TRY IT:
Reproduce the records exactly.

Saved data entries:

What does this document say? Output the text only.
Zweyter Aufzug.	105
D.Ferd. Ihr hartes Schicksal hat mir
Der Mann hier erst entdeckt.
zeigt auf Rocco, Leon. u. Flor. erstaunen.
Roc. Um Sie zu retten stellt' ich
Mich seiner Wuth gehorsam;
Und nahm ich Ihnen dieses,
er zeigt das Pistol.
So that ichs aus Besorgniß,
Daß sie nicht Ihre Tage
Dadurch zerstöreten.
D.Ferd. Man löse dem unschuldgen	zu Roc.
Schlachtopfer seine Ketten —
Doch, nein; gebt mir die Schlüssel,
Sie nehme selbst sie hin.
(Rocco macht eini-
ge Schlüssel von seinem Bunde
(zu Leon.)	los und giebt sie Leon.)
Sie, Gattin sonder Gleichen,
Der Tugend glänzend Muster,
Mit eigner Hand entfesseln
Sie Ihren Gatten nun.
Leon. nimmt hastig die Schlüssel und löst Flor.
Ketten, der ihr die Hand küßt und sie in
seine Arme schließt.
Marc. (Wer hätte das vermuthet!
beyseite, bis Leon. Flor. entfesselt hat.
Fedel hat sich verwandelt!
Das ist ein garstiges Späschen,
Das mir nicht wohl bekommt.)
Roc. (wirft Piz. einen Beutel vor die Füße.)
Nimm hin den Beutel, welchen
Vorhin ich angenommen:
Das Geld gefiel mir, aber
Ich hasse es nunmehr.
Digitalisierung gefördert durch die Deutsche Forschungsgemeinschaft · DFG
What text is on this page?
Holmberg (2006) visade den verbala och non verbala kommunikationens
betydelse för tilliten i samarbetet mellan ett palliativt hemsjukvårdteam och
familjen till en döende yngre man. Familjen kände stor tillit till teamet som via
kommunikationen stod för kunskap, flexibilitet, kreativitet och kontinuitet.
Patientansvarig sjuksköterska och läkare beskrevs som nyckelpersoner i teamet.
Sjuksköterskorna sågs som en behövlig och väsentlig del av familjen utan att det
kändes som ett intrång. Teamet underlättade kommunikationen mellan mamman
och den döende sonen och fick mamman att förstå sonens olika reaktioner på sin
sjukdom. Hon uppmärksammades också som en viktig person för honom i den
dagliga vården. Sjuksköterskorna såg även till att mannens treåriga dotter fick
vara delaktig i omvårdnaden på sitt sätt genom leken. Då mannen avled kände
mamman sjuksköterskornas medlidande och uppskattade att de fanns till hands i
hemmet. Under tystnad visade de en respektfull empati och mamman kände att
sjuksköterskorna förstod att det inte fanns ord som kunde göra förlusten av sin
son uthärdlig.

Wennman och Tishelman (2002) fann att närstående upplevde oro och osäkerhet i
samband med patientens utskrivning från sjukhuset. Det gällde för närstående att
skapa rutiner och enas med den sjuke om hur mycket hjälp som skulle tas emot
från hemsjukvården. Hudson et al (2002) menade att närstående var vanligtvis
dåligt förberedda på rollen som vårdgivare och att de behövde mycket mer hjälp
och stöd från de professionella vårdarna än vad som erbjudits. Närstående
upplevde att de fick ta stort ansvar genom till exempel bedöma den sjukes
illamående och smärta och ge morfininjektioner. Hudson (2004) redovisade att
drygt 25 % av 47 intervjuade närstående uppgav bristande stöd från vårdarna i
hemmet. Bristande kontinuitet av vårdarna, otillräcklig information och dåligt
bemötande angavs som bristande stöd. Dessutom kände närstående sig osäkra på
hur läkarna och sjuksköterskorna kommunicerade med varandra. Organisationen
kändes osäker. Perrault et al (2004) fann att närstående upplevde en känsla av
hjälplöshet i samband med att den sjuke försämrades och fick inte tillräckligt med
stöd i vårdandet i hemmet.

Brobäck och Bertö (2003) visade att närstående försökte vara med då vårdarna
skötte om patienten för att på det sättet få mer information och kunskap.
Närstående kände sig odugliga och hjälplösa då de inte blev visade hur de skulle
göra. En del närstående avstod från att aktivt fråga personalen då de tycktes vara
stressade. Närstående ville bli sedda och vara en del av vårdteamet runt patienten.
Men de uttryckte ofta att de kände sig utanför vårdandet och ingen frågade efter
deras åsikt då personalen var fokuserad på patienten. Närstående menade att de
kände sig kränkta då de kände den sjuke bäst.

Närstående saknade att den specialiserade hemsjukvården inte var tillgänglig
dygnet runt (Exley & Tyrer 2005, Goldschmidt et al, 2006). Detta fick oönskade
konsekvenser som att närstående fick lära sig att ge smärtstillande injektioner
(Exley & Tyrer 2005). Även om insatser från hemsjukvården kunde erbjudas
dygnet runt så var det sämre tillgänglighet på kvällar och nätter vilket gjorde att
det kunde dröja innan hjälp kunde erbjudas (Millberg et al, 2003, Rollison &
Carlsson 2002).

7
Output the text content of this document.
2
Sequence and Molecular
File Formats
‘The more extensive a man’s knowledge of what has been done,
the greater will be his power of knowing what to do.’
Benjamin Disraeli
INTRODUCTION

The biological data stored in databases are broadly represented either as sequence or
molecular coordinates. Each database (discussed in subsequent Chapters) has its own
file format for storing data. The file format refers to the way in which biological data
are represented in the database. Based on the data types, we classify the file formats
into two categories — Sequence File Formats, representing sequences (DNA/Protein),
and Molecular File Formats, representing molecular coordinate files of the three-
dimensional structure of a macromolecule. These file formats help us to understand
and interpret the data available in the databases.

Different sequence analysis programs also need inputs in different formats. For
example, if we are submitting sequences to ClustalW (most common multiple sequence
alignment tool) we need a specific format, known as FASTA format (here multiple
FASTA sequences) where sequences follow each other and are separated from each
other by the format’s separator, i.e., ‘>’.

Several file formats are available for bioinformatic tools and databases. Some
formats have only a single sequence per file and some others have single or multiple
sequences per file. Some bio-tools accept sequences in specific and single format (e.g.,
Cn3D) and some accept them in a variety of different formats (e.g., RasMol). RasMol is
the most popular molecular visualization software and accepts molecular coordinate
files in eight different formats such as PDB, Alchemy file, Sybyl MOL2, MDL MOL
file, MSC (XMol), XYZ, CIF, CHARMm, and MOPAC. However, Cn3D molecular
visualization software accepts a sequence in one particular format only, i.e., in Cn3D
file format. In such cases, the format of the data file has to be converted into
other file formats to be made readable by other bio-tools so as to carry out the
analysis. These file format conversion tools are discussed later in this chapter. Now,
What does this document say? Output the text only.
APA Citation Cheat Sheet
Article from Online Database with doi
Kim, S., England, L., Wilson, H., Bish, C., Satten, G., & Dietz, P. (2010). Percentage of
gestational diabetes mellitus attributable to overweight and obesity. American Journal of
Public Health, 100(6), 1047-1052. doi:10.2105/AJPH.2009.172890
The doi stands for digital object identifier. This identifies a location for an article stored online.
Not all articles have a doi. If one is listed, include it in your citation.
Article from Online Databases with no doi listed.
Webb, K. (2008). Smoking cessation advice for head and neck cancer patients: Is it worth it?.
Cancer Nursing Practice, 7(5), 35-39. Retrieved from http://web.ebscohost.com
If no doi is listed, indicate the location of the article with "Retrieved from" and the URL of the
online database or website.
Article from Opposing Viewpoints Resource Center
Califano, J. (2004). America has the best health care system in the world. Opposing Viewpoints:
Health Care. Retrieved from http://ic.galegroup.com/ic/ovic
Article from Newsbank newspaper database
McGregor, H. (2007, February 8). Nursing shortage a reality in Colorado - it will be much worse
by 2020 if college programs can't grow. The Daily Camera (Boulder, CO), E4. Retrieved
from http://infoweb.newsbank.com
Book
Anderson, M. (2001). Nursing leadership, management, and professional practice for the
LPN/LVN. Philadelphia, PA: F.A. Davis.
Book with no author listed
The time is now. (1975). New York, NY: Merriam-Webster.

ANSWER BOX:
What does this document say? Output the text only.
Zweyter Aufzug.	105
D.Ferd. Ihr hartes Schicksal hat mir
Der Mann hier erst entdeckt.
zeigt auf Rocco, Leon. u. Flor. erstaunen.
Roc. Um Sie zu retten stellt' ich
Mich seiner Wuth gehorsam;
Und nahm ich Ihnen dieses,
er zeigt das Pistol.
So that ichs aus Besorgniß,
Daß sie nicht Ihre Tage
Dadurch zerstöreten.
D.Ferd. Man löse dem unschuldgen	zu Roc.
Schlachtopfer seine Ketten —
Doch, nein; gebt mir die Schlüssel,
Sie nehme selbst sie hin.
(Rocco macht eini-
ge Schlüssel von seinem Bunde
(zu Leon.)	los und giebt sie Leon.)
Sie, Gattin sonder Gleichen,
Der Tugend glänzend Muster,
Mit eigner Hand entfesseln
Sie Ihren Gatten nun.
Leon. nimmt hastig die Schlüssel und löst Flor.
Ketten, der ihr die Hand küßt und sie in
seine Arme schließt.
Marc. (Wer hätte das vermuthet!
beyseite, bis Leon. Flor. entfesselt hat.
Fedel hat sich verwandelt!
Das ist ein garstiges Späschen,
Das mir nicht wohl bekommt.)
Roc. (wirft Piz. einen Beutel vor die Füße.)
Nimm hin den Beutel, welchen
Vorhin ich angenommen:
Das Geld gefiel mir, aber
Ich hasse es nunmehr.
Digitalisierung gefördert durch die Deutsche Forschungsgemeinschaft · DFG
What text is on this page?
Holmberg (2006) visade den verbala och non verbala kommunikationens
betydelse för tilliten i samarbetet mellan ett palliativt hemsjukvårdteam och
familjen till en döende yngre man. Familjen kände stor tillit till teamet som via
kommunikationen stod för kunskap, flexibilitet, kreativitet och kontinuitet.
Patientansvarig sjuksköterska och läkare beskrevs som nyckelpersoner i teamet.
Sjuksköterskorna sågs som en behövlig och väsentlig del av familjen utan att det
kändes som ett intrång. Teamet underlättade kommunikationen mellan mamman
och den döende sonen och fick mamman att förstå sonens olika reaktioner på sin
sjukdom. Hon uppmärksammades också som en viktig person för honom i den
dagliga vården. Sjuksköterskorna såg även till att mannens treåriga dotter fick
vara delaktig i omvårdnaden på sitt sätt genom leken. Då mannen avled kände
mamman sjuksköterskornas medlidande och uppskattade att de fanns till hands i
hemmet. Under tystnad visade de en respektfull empati och mamman kände att
sjuksköterskorna förstod att det inte fanns ord som kunde göra förlusten av sin
son uthärdlig.

Wennman och Tishelman (2002) fann att närstående upplevde oro och osäkerhet i
samband med patientens utskrivning från sjukhuset. Det gällde för närstående att
skapa rutiner och enas med den sjuke om hur mycket hjälp som skulle tas emot
från hemsjukvården. Hudson et al (2002) menade att närstående var vanligtvis
dåligt förberedda på rollen som vårdgivare och att de behövde mycket mer hjälp
och stöd från de professionella vårdarna än vad som erbjudits. Närstående
upplevde att de fick ta stort ansvar genom till exempel bedöma den sjukes
illamående och smärta och ge morfininjektioner. Hudson (2004) redovisade att
drygt 25 % av 47 intervjuade närstående uppgav bristande stöd från vårdarna i
hemmet. Bristande kontinuitet av vårdarna, otillräcklig information och dåligt
bemötande angavs som bristande stöd. Dessutom kände närstående sig osäkra på
hur läkarna och sjuksköterskorna kommunicerade med varandra. Organisationen
kändes osäker. Perrault et al (2004) fann att närstående upplevde en känsla av
hjälplöshet i samband med att den sjuke försämrades och fick inte tillräckligt med
stöd i vårdandet i hemmet.

Brobäck och Bertö (2003) visade att närstående försökte vara med då vårdarna
skötte om patienten för att på det sättet få mer information och kunskap.
Närstående kände sig odugliga och hjälplösa då de inte blev visade hur de skulle
göra. En del närstående avstod från att aktivt fråga personalen då de tycktes vara
stressade. Närstående ville bli sedda och vara en del av vårdteamet runt patienten.
Men de uttryckte ofta att de kände sig utanför vårdandet och ingen frågade efter
deras åsikt då personalen var fokuserad på patienten. Närstående menade att de
kände sig kränkta då de kände den sjuke bäst.

Närstående saknade att den specialiserade hemsjukvården inte var tillgänglig
dygnet runt (Exley & Tyrer 2005, Goldschmidt et al, 2006). Detta fick oönskade
konsekvenser som att närstående fick lära sig att ge smärtstillande injektioner
(Exley & Tyrer 2005). Även om insatser från hemsjukvården kunde erbjudas
dygnet runt så var det sämre tillgänglighet på kvällar och nätter vilket gjorde att
det kunde dröja innan hjälp kunde erbjudas (Millberg et al, 2003, Rollison &
Carlsson 2002).

7
Output the text content of this document.
2
Sequence and Molecular
File Formats
‘The more extensive a man’s knowledge of what has been done,
the greater will be his power of knowing what to do.’
Benjamin Disraeli
INTRODUCTION

The biological data stored in databases are broadly represented either as sequence or
molecular coordinates. Each database (discussed in subsequent Chapters) has its own
file format for storing data. The file format refers to the way in which biological data
are represented in the database. Based on the data types, we classify the file formats
into two categories — Sequence File Formats, representing sequences (DNA/Protein),
and Molecular File Formats, representing molecular coordinate files of the three-
dimensional structure of a macromolecule. These file formats help us to understand
and interpret the data available in the databases.

Different sequence analysis programs also need inputs in different formats. For
example, if we are submitting sequences to ClustalW (most common multiple sequence
alignment tool) we need a specific format, known as FASTA format (here multiple
FASTA sequences) where sequences follow each other and are separated from each
other by the format’s separator, i.e., ‘>’.

Several file formats are available for bioinformatic tools and databases. Some
formats have only a single sequence per file and some others have single or multiple
sequences per file. Some bio-tools accept sequences in specific and single format (e.g.,
Cn3D) and some accept them in a variety of different formats (e.g., RasMol). RasMol is
the most popular molecular visualization software and accepts molecular coordinate
files in eight different formats such as PDB, Alchemy file, Sybyl MOL2, MDL MOL
file, MSC (XMol), XYZ, CIF, CHARMm, and MOPAC. However, Cn3D molecular
visualization software accepts a sequence in one particular format only, i.e., in Cn3D
file format. In such cases, the format of the data file has to be converted into
other file formats to be made readable by other bio-tools so as to carry out the
analysis. These file format conversion tools are discussed later in this chapter. Now,
What does this document say? Output the text only.
APA Citation Cheat Sheet
Article from Online Database with doi
Kim, S., England, L., Wilson, H., Bish, C., Satten, G., & Dietz, P. (2010). Percentage of
gestational diabetes mellitus attributable to overweight and obesity. American Journal of
Public Health, 100(6), 1047-1052. doi:10.2105/AJPH.2009.172890
The doi stands for digital object identifier. This identifies a location for an article stored online.
Not all articles have a doi. If one is listed, include it in your citation.
Article from Online Databases with no doi listed.
Webb, K. (2008). Smoking cessation advice for head and neck cancer patients: Is it worth it?.
Cancer Nursing Practice, 7(5), 35-39. Retrieved from http://web.ebscohost.com
If no doi is listed, indicate the location of the article with "Retrieved from" and the URL of the
online database or website.
Article from Opposing Viewpoints Resource Center
Califano, J. (2004). America has the best health care system in the world. Opposing Viewpoints:
Health Care. Retrieved from http://ic.galegroup.com/ic/ovic
Article from Newsbank newspaper database
McGregor, H. (2007, February 8). Nursing shortage a reality in Colorado - it will be much worse
by 2020 if college programs can't grow. The Daily Camera (Boulder, CO), E4. Retrieved
from http://infoweb.newsbank.com
Book
Anderson, M. (2001). Nursing leadership, management, and professional practice for the
LPN/LVN. Philadelphia, PA: F.A. Davis.
Book with no author listed
The time is now. (1975). New York, NY: Merriam-Webster.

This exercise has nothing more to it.